▶ [DATA EXTRACT]:
------------------------------------

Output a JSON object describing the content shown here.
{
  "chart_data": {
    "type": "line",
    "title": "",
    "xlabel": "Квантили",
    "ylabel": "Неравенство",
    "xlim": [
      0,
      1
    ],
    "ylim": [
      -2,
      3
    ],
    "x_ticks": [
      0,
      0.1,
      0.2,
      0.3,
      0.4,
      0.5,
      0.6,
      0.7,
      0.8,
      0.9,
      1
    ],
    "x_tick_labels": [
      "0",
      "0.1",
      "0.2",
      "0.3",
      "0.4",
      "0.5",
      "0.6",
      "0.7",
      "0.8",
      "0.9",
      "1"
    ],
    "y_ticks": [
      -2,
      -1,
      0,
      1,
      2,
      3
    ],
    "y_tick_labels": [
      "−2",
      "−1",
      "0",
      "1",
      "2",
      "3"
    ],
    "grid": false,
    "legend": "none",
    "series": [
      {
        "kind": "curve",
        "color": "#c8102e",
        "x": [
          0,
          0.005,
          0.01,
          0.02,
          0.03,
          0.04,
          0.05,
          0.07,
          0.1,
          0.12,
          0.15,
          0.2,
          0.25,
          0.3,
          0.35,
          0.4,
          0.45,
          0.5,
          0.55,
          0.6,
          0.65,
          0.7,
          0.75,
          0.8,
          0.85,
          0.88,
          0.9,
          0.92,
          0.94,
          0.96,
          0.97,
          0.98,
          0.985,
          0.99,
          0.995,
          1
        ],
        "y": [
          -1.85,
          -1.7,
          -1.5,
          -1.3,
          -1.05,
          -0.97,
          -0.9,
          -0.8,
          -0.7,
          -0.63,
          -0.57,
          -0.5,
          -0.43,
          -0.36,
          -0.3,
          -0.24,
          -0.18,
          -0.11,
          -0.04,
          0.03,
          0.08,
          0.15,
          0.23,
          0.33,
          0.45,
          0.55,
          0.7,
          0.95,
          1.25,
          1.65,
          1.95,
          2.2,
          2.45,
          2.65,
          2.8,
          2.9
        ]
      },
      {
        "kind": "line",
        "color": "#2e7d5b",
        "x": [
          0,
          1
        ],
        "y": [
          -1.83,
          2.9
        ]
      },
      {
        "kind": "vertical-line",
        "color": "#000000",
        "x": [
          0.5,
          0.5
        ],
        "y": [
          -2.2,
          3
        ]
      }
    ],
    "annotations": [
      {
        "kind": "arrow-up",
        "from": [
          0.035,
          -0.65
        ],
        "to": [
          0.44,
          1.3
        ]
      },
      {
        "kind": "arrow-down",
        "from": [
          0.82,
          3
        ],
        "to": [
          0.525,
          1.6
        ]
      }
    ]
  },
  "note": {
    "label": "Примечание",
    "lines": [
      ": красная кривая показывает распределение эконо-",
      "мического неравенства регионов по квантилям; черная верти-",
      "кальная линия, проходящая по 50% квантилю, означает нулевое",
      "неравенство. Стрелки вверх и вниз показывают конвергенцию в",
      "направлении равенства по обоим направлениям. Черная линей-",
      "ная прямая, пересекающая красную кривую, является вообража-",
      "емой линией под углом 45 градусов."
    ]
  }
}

------------------------------------

Each record above must be given again exactly.

▶ [RESPONSE BELOW]:
Output a JSON object describing the content shown here.
{
  "chart_data": {
    "type": "line",
    "title": "",
    "xlabel": "Квантили",
    "ylabel": "Неравенство",
    "xlim": [
      0,
      1
    ],
    "ylim": [
      -2,
      3
    ],
    "x_ticks": [
      0,
      0.1,
      0.2,
      0.3,
      0.4,
      0.5,
      0.6,
      0.7,
      0.8,
      0.9,
      1
    ],
    "x_tick_labels": [
      "0",
      "0.1",
      "0.2",
      "0.3",
      "0.4",
      "0.5",
      "0.6",
      "0.7",
      "0.8",
      "0.9",
      "1"
    ],
    "y_ticks": [
      -2,
      -1,
      0,
      1,
      2,
      3
    ],
    "y_tick_labels": [
      "−2",
      "−1",
      "0",
      "1",
      "2",
      "3"
    ],
    "grid": false,
    "legend": "none",
    "series": [
      {
        "kind": "curve",
        "color": "#c8102e",
        "x": [
          0,
          0.005,
          0.01,
          0.02,
          0.03,
          0.04,
          0.05,
          0.07,
          0.1,
          0.12,
          0.15,
          0.2,
          0.25,
          0.3,
          0.35,
          0.4,
          0.45,
          0.5,
          0.55,
          0.6,
          0.65,
          0.7,
          0.75,
          0.8,
          0.85,
          0.88,
          0.9,
          0.92,
          0.94,
          0.96,
          0.97,
          0.98,
          0.985,
          0.99,
          0.995,
          1
        ],
        "y": [
          -1.85,
          -1.7,
          -1.5,
          -1.3,
          -1.05,
          -0.97,
          -0.9,
          -0.8,
          -0.7,
          -0.63,
          -0.57,
          -0.5,
          -0.43,
          -0.36,
          -0.3,
          -0.24,
          -0.18,
          -0.11,
          -0.04,
          0.03,
          0.08,
          0.15,
          0.23,
          0.33,
          0.45,
          0.55,
          0.7,
          0.95,
          1.25,
          1.65,
          1.95,
          2.2,
          2.45,
          2.65,
          2.8,
          2.9
        ]
      },
      {
        "kind": "line",
        "color": "#2e7d5b",
        "x": [
          0,
          1
        ],
        "y": [
          -1.83,
          2.9
        ]
      },
      {
        "kind": "vertical-line",
        "color": "#000000",
        "x": [
          0.5,
          0.5
        ],
        "y": [
          -2.2,
          3
        ]
      }
    ],
    "annotations": [
      {
        "kind": "arrow-up",
        "from": [
          0.035,
          -0.65
        ],
        "to": [
          0.44,
          1.3
        ]
      },
      {
        "kind": "arrow-down",
        "from": [
          0.82,
          3
        ],
        "to": [
          0.525,
          1.6
        ]
      }
    ]
  },
  "note": {
    "label": "Примечание",
    "lines": [
      ": красная кривая показывает распределение эконо-",
      "мического неравенства регионов по квантилям; черная верти-",
      "кальная линия, проходящая по 50% квантилю, означает нулевое",
      "неравенство. Стрелки вверх и вниз показывают конвергенцию в",
      "направлении равенства по обоим направлениям. Черная линей-",
      "ная прямая, пересекающая красную кривую, является вообража-",
      "емой линией под углом 45 градусов."
    ]
  }
}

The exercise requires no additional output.